▶ [Task]: Identify every line in the items below that contains the word "name", and copy each of those lines in full. Case counts.

Element-and-box listings
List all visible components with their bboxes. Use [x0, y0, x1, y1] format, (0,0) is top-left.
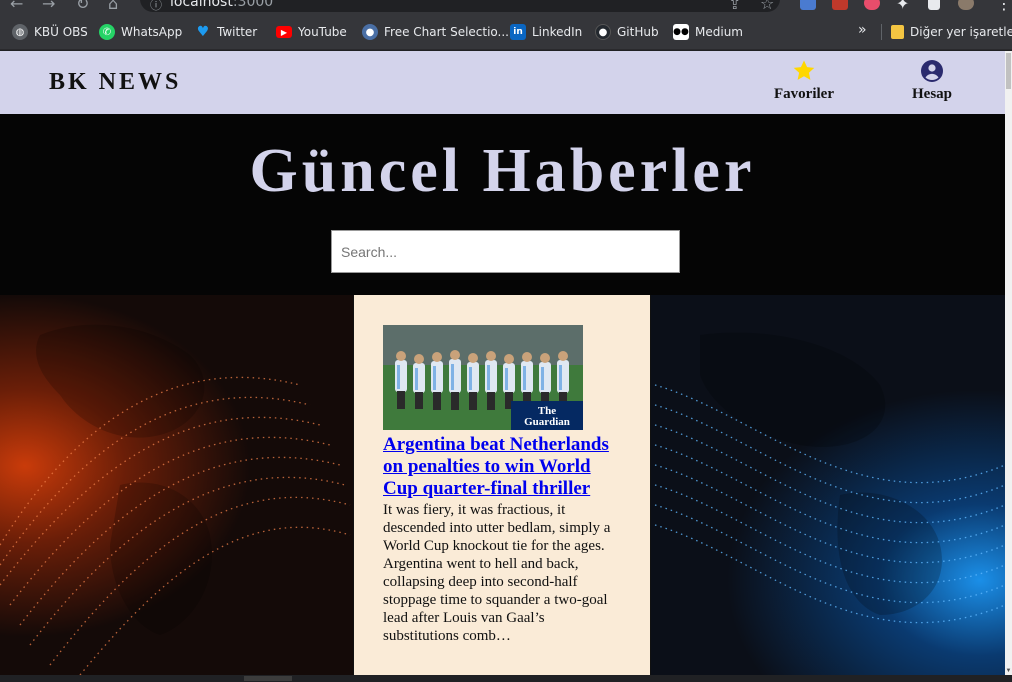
favorites-label: Favoriler	[774, 86, 834, 102]
bookmarks-divider	[881, 24, 882, 40]
scrollbar-thumb[interactable]	[1006, 53, 1011, 89]
hero-section: Güncel Haberler	[0, 114, 1005, 295]
side-panel-icon[interactable]	[928, 0, 940, 10]
linkedin-icon: in	[510, 24, 526, 40]
extensions-puzzle-icon[interactable]: ✦	[896, 0, 909, 13]
bookmark-label: Medium	[695, 25, 743, 39]
browser-menu-icon[interactable]: ⋮	[996, 0, 1012, 13]
extension-translate-icon[interactable]	[800, 0, 816, 10]
folder-icon	[891, 25, 904, 39]
news-card: The Guardian Argentina beat Netherlands …	[353, 295, 651, 675]
home-icon[interactable]: ⌂	[108, 0, 118, 13]
globe-icon: ◍	[12, 24, 28, 40]
medium-icon: ●●	[673, 24, 689, 40]
bookmark-label: LinkedIn	[532, 25, 583, 39]
bookmark-linkedin[interactable]: in LinkedIn	[510, 24, 582, 40]
bookmark-star-icon[interactable]: ☆	[760, 0, 774, 13]
account-circle-icon	[921, 60, 943, 82]
bookmark-label: Diğer yer işaretleri	[910, 25, 1012, 39]
github-icon: ●	[595, 24, 611, 40]
favorites-link[interactable]: Favoriler	[774, 59, 834, 103]
site-navbar: BK NEWS Favoriler Hesap	[0, 51, 1005, 114]
chart-site-icon: ●	[362, 24, 378, 40]
site-logo[interactable]: BK NEWS	[49, 69, 181, 96]
star-icon	[793, 60, 815, 80]
article-description: It was fiery, it was fractious, it desce…	[383, 502, 611, 644]
account-label: Hesap	[912, 86, 953, 102]
address-text[interactable]: localhost:3000	[170, 0, 273, 10]
reload-icon[interactable]: ↻	[76, 0, 89, 13]
scroll-down-arrow-icon[interactable]: ▼	[1005, 668, 1012, 674]
bookmark-whatsapp[interactable]: ✆ WhatsApp	[99, 24, 182, 40]
account-link[interactable]: Hesap	[912, 59, 952, 103]
bookmark-twitter[interactable]: ♥ Twitter	[195, 24, 258, 40]
bookmark-kbu-obs[interactable]: ◍ KBÜ OBS	[12, 24, 88, 40]
horizontal-scrollbar-thumb[interactable]	[244, 676, 292, 681]
more-bookmarks-button[interactable]: »	[858, 22, 867, 38]
page-viewport: BK NEWS Favoriler Hesap Güncel Haberler	[0, 51, 1005, 675]
bookmark-label: KBÜ OBS	[34, 25, 88, 39]
extension-red-icon[interactable]	[832, 0, 848, 10]
article-title-link[interactable]: Argentina beat Netherlands on penalties …	[383, 434, 620, 500]
horizontal-scrollbar[interactable]	[0, 675, 1012, 682]
bookmark-label: Free Chart Selectio...	[384, 25, 509, 39]
bookmark-label: WhatsApp	[121, 25, 183, 39]
site-info-icon[interactable]: ⓘ	[150, 0, 162, 13]
twitter-icon: ♥	[196, 24, 210, 40]
vertical-scrollbar[interactable]: ▼	[1005, 51, 1012, 675]
bookmark-github[interactable]: ● GitHub	[595, 24, 659, 40]
share-icon[interactable]: ⇪	[728, 0, 741, 13]
back-arrow-icon[interactable]: ←	[10, 0, 23, 13]
bookmark-label: Twitter	[217, 25, 258, 39]
whatsapp-icon: ✆	[99, 24, 115, 40]
bookmark-label: GitHub	[617, 25, 659, 39]
search-input[interactable]	[331, 230, 680, 273]
bookmark-medium[interactable]: ●● Medium	[673, 24, 743, 40]
svg-text:Guardian: Guardian	[524, 416, 570, 428]
profile-avatar-icon[interactable]	[958, 0, 974, 10]
forward-arrow-icon[interactable]: →	[42, 0, 55, 13]
extension-pdf-icon[interactable]	[864, 0, 880, 10]
youtube-icon: ▶	[276, 26, 292, 38]
bookmarks-bar: ◍ KBÜ OBS ✆ WhatsApp ♥ Twitter ▶ YouTube…	[0, 14, 1012, 50]
page-title: Güncel Haberler	[249, 137, 756, 205]
bookmark-other-folder[interactable]: Diğer yer işaretleri	[891, 24, 1012, 40]
bookmark-free-chart[interactable]: ● Free Chart Selectio...	[362, 24, 509, 40]
browser-toolbar: ← → ↻ ⌂ ⓘ localhost:3000 ⇪ ☆ ✦ ⋮	[0, 0, 1012, 14]
bookmark-label: YouTube	[298, 25, 347, 39]
article-thumbnail[interactable]: The Guardian	[383, 325, 583, 430]
bookmark-youtube[interactable]: ▶ YouTube	[276, 24, 347, 40]
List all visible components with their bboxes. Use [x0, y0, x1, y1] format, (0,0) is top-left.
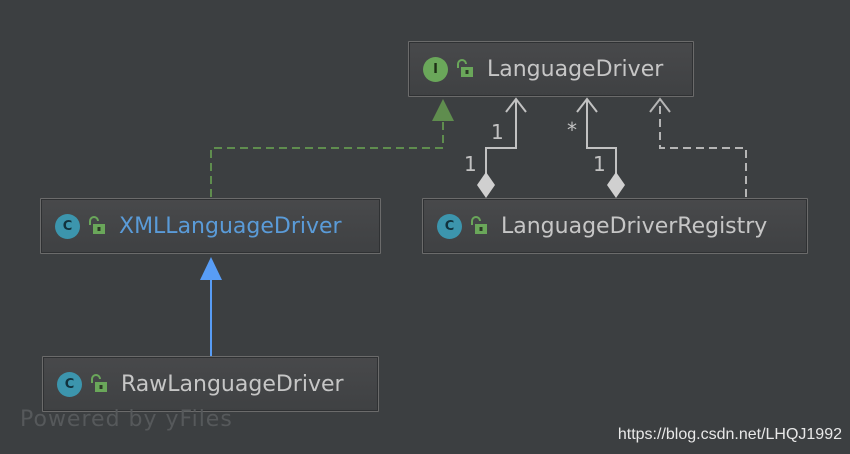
public-unlock-icon: [89, 216, 105, 234]
node-name: RawLanguageDriver: [121, 371, 344, 397]
realization-arrowhead: [432, 99, 454, 121]
generalization-edge-raw: [200, 257, 222, 356]
powered-by-watermark: Powered by yFiles: [20, 407, 233, 432]
class-icon: C: [437, 213, 462, 239]
dependency-edge-registry: [649, 97, 747, 197]
node-language-driver[interactable]: I LanguageDriver: [408, 41, 694, 97]
source-url-watermark: https://blog.csdn.net/LHQJ1992: [617, 426, 842, 443]
class-icon: C: [55, 213, 80, 239]
multiplicity-label: 1: [464, 152, 477, 176]
aggregation-diamond: [477, 172, 495, 198]
interface-icon: I: [423, 56, 448, 82]
generalization-arrowhead: [200, 257, 222, 280]
multiplicity-label: *: [567, 118, 577, 142]
node-raw-language-driver[interactable]: C RawLanguageDriver: [42, 356, 379, 412]
node-name: LanguageDriverRegistry: [501, 213, 768, 239]
node-name: XMLLanguageDriver: [119, 213, 342, 239]
node-language-driver-registry[interactable]: C LanguageDriverRegistry: [422, 198, 808, 254]
multiplicity-label: 1: [593, 152, 606, 176]
node-name: LanguageDriver: [487, 56, 664, 82]
public-unlock-icon: [91, 374, 107, 392]
association-edge-many: [576, 97, 625, 198]
realization-edge-xml: [210, 99, 454, 197]
node-xml-language-driver[interactable]: C XMLLanguageDriver: [40, 198, 381, 254]
aggregation-diamond: [607, 172, 625, 198]
multiplicity-label: 1: [491, 120, 504, 144]
class-icon: C: [57, 371, 82, 397]
public-unlock-icon: [457, 59, 473, 77]
uml-diagram-canvas: 1 1 * 1 I LanguageDriver C XMLLanguageDr…: [0, 0, 850, 454]
association-edge-one: [477, 97, 527, 198]
public-unlock-icon: [471, 216, 487, 234]
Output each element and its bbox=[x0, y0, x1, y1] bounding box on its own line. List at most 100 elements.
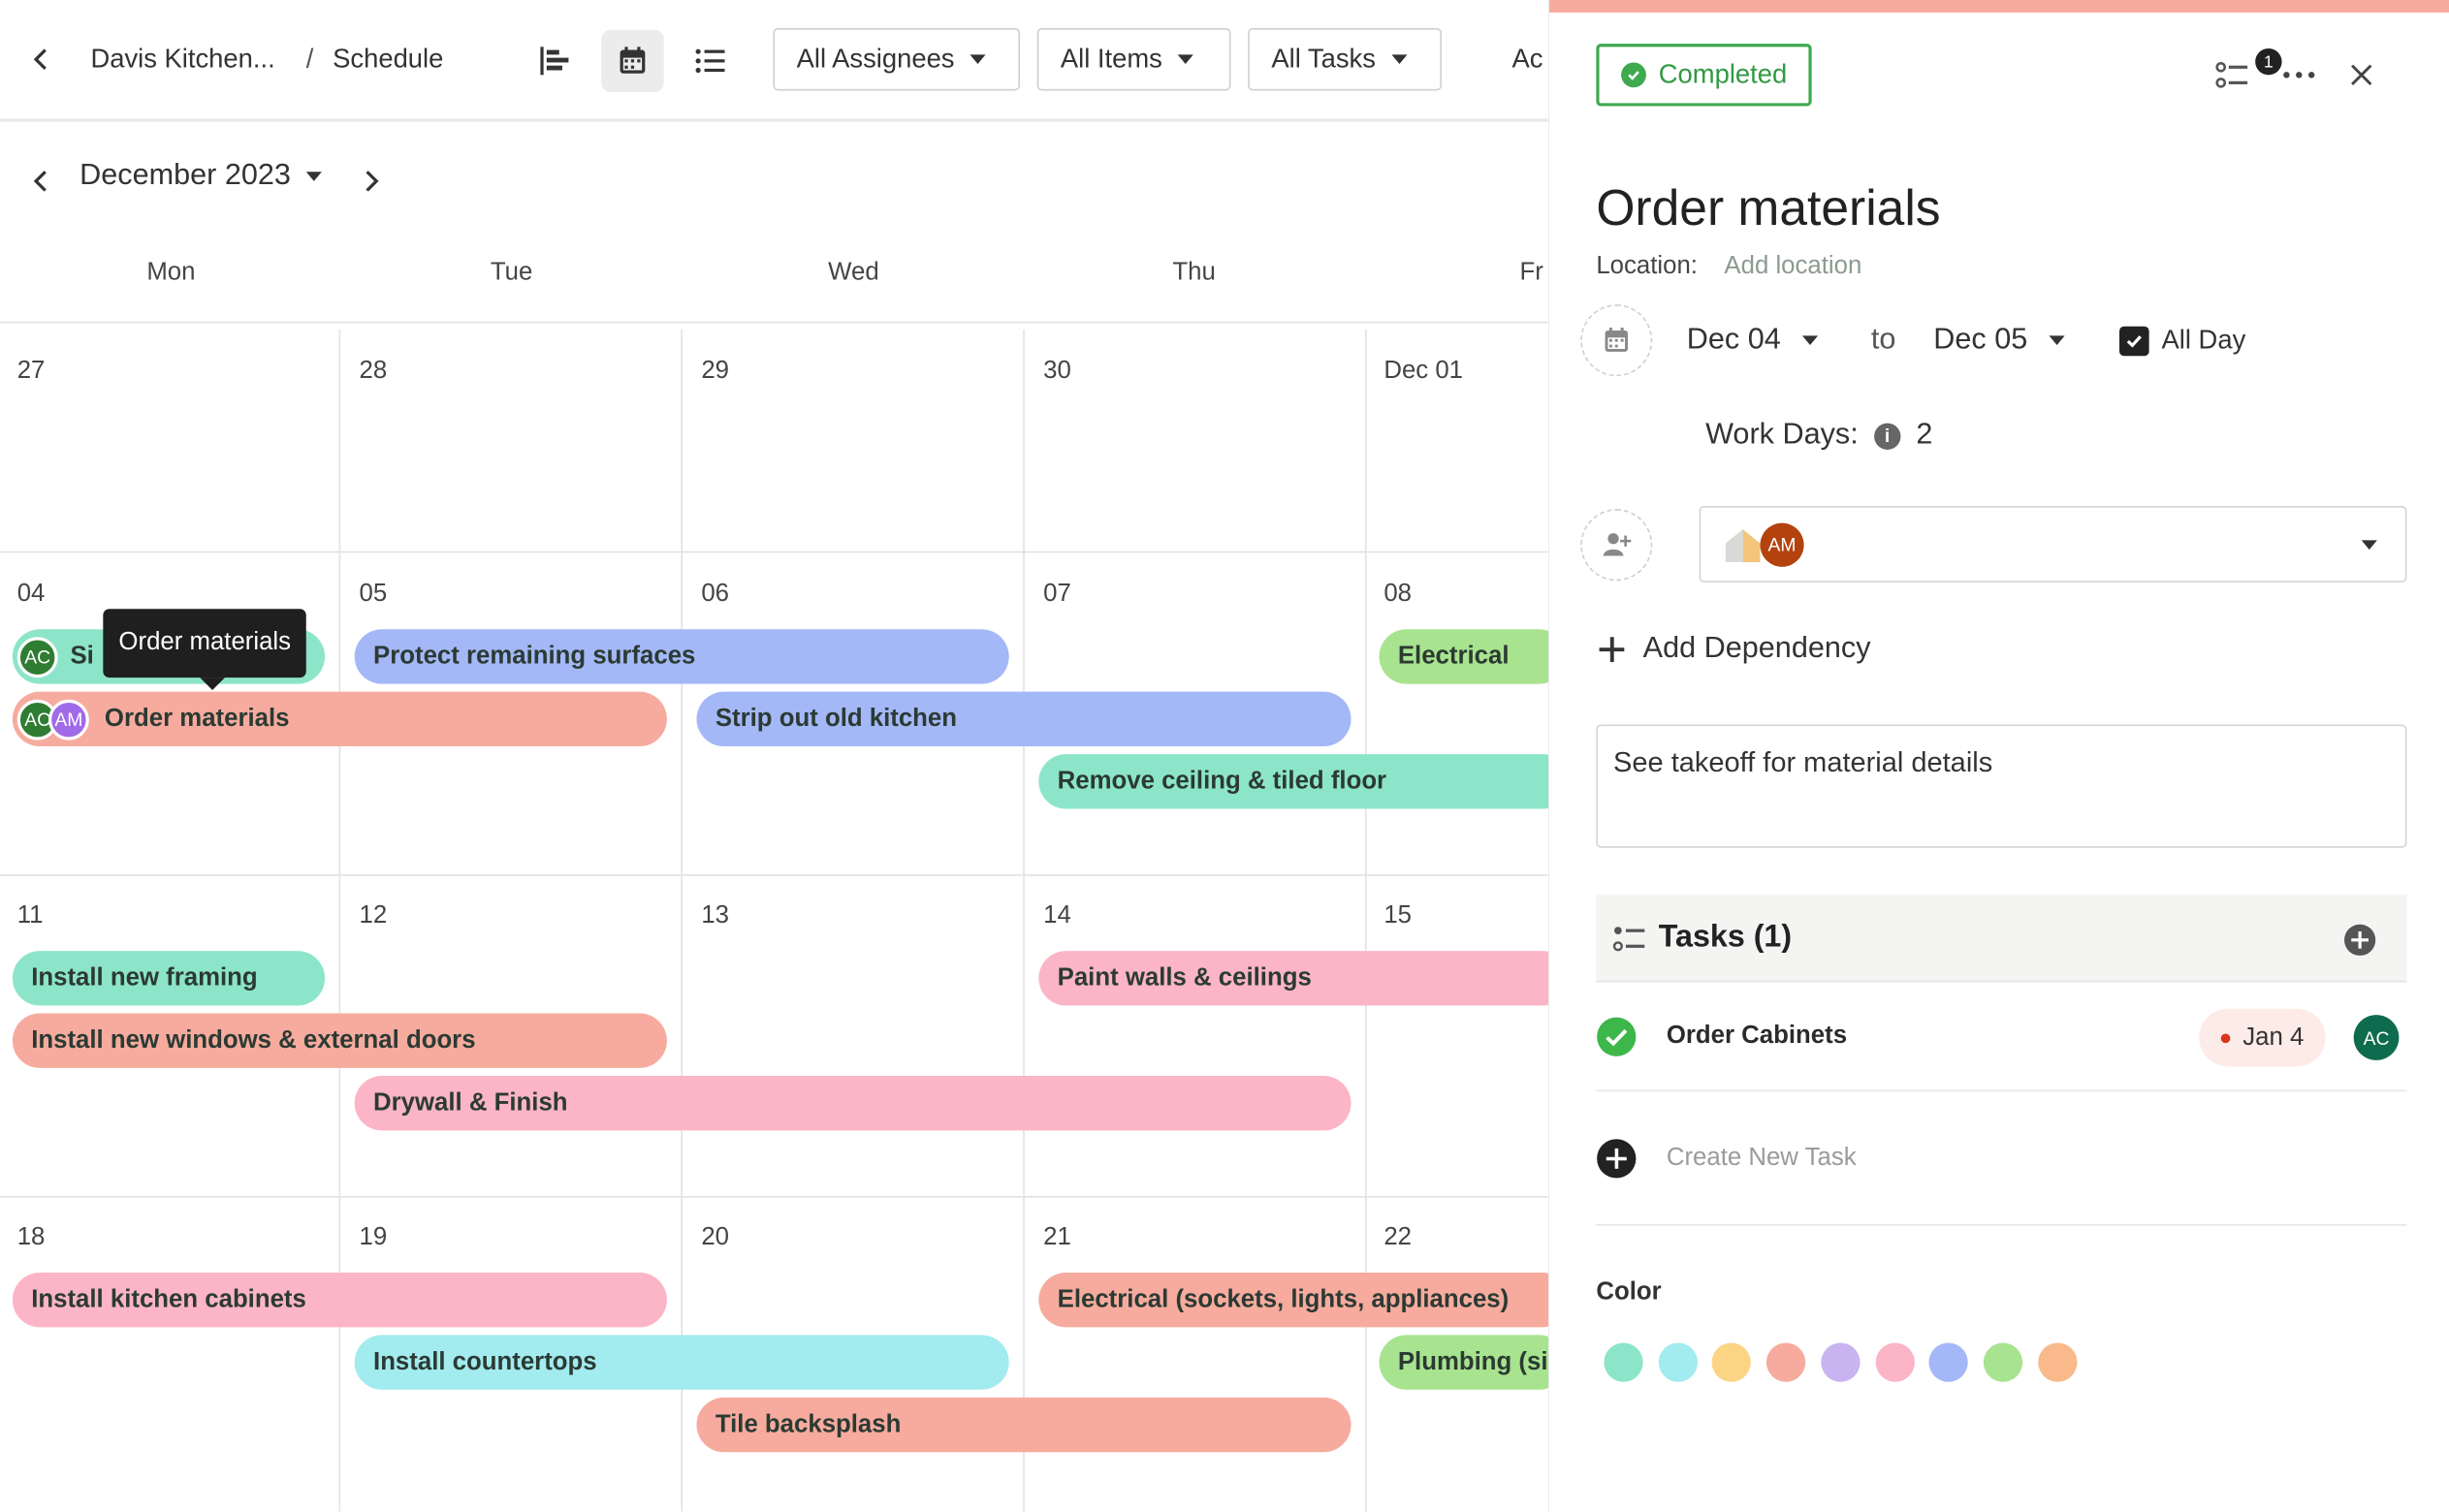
task-due-date[interactable]: Jan 4 bbox=[2199, 1008, 2326, 1067]
add-location-link[interactable]: Add location bbox=[1724, 253, 1861, 281]
add-dependency-button[interactable]: Add Dependency bbox=[1596, 632, 1871, 666]
weekday-header: Wed bbox=[828, 259, 879, 286]
assignees-filter[interactable]: All Assignees bbox=[773, 27, 1020, 91]
chevron-down-icon bbox=[1177, 54, 1194, 65]
avatar[interactable]: AC bbox=[2353, 1015, 2400, 1060]
notes-textarea[interactable]: See takeoff for material details bbox=[1596, 724, 2407, 848]
list-view-button[interactable] bbox=[680, 30, 742, 92]
items-filter[interactable]: All Items bbox=[1036, 27, 1231, 91]
subtask-count-badge: 1 bbox=[2255, 47, 2282, 76]
month-selector[interactable]: December 2023 bbox=[80, 159, 323, 193]
breadcrumb-project[interactable]: Davis Kitchen... bbox=[90, 44, 274, 75]
grid-line bbox=[0, 321, 1548, 324]
add-task-icon[interactable] bbox=[2342, 923, 2376, 964]
grid-line bbox=[0, 1196, 1548, 1198]
create-new-task-input[interactable]: Create New Task bbox=[1667, 1145, 1857, 1173]
task-row[interactable]: Order Cabinets Jan 4 AC bbox=[1596, 982, 2407, 1092]
event-bar[interactable]: Install new windows & external doors bbox=[12, 1013, 667, 1068]
day-number: 12 bbox=[359, 902, 388, 929]
breadcrumb-separator: / bbox=[305, 44, 314, 74]
end-date-select[interactable]: Dec 05 bbox=[1933, 323, 2065, 357]
event-bar[interactable]: Drywall & Finish bbox=[354, 1075, 1352, 1131]
event-bar[interactable]: Remove ceiling & tiled floor bbox=[1038, 754, 1548, 809]
weekday-header: Mon bbox=[146, 259, 196, 286]
event-bar[interactable]: Electrical bbox=[1379, 629, 1548, 684]
day-number: 07 bbox=[1043, 581, 1071, 608]
day-number: 19 bbox=[359, 1224, 388, 1251]
grid-line bbox=[338, 329, 341, 1512]
status-button[interactable]: Completed bbox=[1596, 44, 1813, 107]
event-bar[interactable]: Install kitchen cabinets bbox=[12, 1272, 667, 1328]
calendar-icon bbox=[1605, 328, 1628, 352]
avatar: AC bbox=[16, 636, 58, 677]
chevron-down-icon bbox=[2049, 335, 2065, 346]
company-logo-icon bbox=[1723, 524, 1764, 573]
weekday-header: Thu bbox=[1172, 259, 1216, 286]
chevron-down-icon bbox=[1802, 335, 1819, 346]
event-bar[interactable]: Install countertops bbox=[354, 1335, 1009, 1390]
chevron-down-icon bbox=[970, 54, 986, 65]
breadcrumb-schedule[interactable]: Schedule bbox=[333, 44, 443, 75]
more-options-icon[interactable] bbox=[2282, 59, 2316, 98]
add-circle-icon[interactable] bbox=[1596, 1138, 1637, 1186]
tasks-filter[interactable]: All Tasks bbox=[1248, 27, 1442, 91]
day-number: 05 bbox=[359, 581, 388, 608]
color-swatch[interactable] bbox=[1711, 1342, 1751, 1382]
color-swatch[interactable] bbox=[2038, 1342, 2078, 1382]
color-swatch[interactable] bbox=[1928, 1342, 1968, 1382]
info-icon[interactable]: i bbox=[1873, 422, 1901, 450]
day-number: 22 bbox=[1384, 1224, 1413, 1251]
add-person-icon bbox=[1603, 533, 1632, 556]
overdue-dot-icon bbox=[2220, 1032, 2231, 1043]
gantt-view-button[interactable] bbox=[524, 30, 586, 92]
event-bar[interactable]: Tile backsplash bbox=[696, 1397, 1352, 1453]
month-navigator: December 2023 bbox=[0, 150, 1548, 212]
add-assignee-button[interactable] bbox=[1580, 509, 1653, 582]
color-swatch[interactable] bbox=[1658, 1342, 1699, 1382]
color-label: Color bbox=[1596, 1278, 1662, 1306]
color-swatch[interactable] bbox=[1983, 1342, 2023, 1382]
event-bar[interactable]: Paint walls & ceilings bbox=[1038, 951, 1548, 1006]
location-label: Location: bbox=[1596, 252, 1698, 280]
all-day-checkbox[interactable]: All Day bbox=[2119, 325, 2245, 356]
task-name: Order Cabinets bbox=[1666, 1023, 1848, 1050]
day-number: 04 bbox=[16, 581, 46, 608]
calendar-view-button[interactable] bbox=[601, 29, 664, 93]
event-bar[interactable]: Electrical (sockets, lights, appliances) bbox=[1038, 1272, 1548, 1328]
chevron-down-icon bbox=[1391, 54, 1408, 65]
top-toolbar: Davis Kitchen... / Schedule All Assignee… bbox=[0, 0, 1548, 122]
day-number: 15 bbox=[1384, 902, 1413, 929]
list-icon bbox=[695, 48, 725, 74]
assignee-select[interactable]: AM bbox=[1699, 505, 2407, 583]
previous-month-icon[interactable] bbox=[25, 166, 56, 197]
event-bar[interactable]: AC AM Order materials bbox=[12, 691, 667, 747]
task-detail-panel: Completed 1 Order materials Location: Ad… bbox=[1548, 0, 2449, 1512]
day-number: 27 bbox=[16, 357, 46, 385]
event-bar[interactable]: Install new framing bbox=[12, 951, 326, 1006]
close-icon[interactable] bbox=[2346, 59, 2377, 98]
task-title[interactable]: Order materials bbox=[1596, 179, 1940, 237]
next-month-icon[interactable] bbox=[356, 166, 387, 197]
date-picker-button[interactable] bbox=[1580, 304, 1653, 377]
start-date-select[interactable]: Dec 04 bbox=[1687, 323, 1819, 357]
day-number: 13 bbox=[701, 902, 730, 929]
color-swatch[interactable] bbox=[1604, 1342, 1643, 1382]
day-number: 06 bbox=[701, 581, 730, 608]
color-swatch[interactable] bbox=[1875, 1342, 1915, 1382]
avatar: AM bbox=[48, 698, 89, 740]
task-complete-icon[interactable] bbox=[1596, 1017, 1637, 1065]
back-icon[interactable] bbox=[25, 44, 56, 75]
day-number: 21 bbox=[1043, 1224, 1071, 1251]
toolbar-more-button[interactable]: Ac bbox=[1511, 44, 1543, 75]
event-bar[interactable]: Strip out old kitchen bbox=[696, 691, 1352, 747]
subtasks-icon[interactable] bbox=[2213, 56, 2251, 102]
day-number: 08 bbox=[1384, 581, 1413, 608]
event-bar[interactable]: Protect remaining surfaces bbox=[354, 629, 1009, 684]
color-swatch[interactable] bbox=[1765, 1342, 1806, 1382]
weekday-header: Fr bbox=[1519, 259, 1543, 286]
day-number: 30 bbox=[1043, 357, 1071, 385]
day-number: 14 bbox=[1043, 902, 1071, 929]
grid-line bbox=[1365, 329, 1367, 1512]
event-bar[interactable]: Plumbing (si bbox=[1379, 1335, 1548, 1390]
color-swatch[interactable] bbox=[1821, 1342, 1861, 1382]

▶ [Correct answer]:
node-name: RawLanguageDriver: [121, 371, 344, 397]
node-name: LanguageDriverRegistry: [501, 213, 768, 239]
node-name: XMLLanguageDriver: [119, 213, 342, 239]
node-name: LanguageDriver: [487, 56, 664, 82]
task-name: Order Cabinets bbox=[1666, 1023, 1848, 1050]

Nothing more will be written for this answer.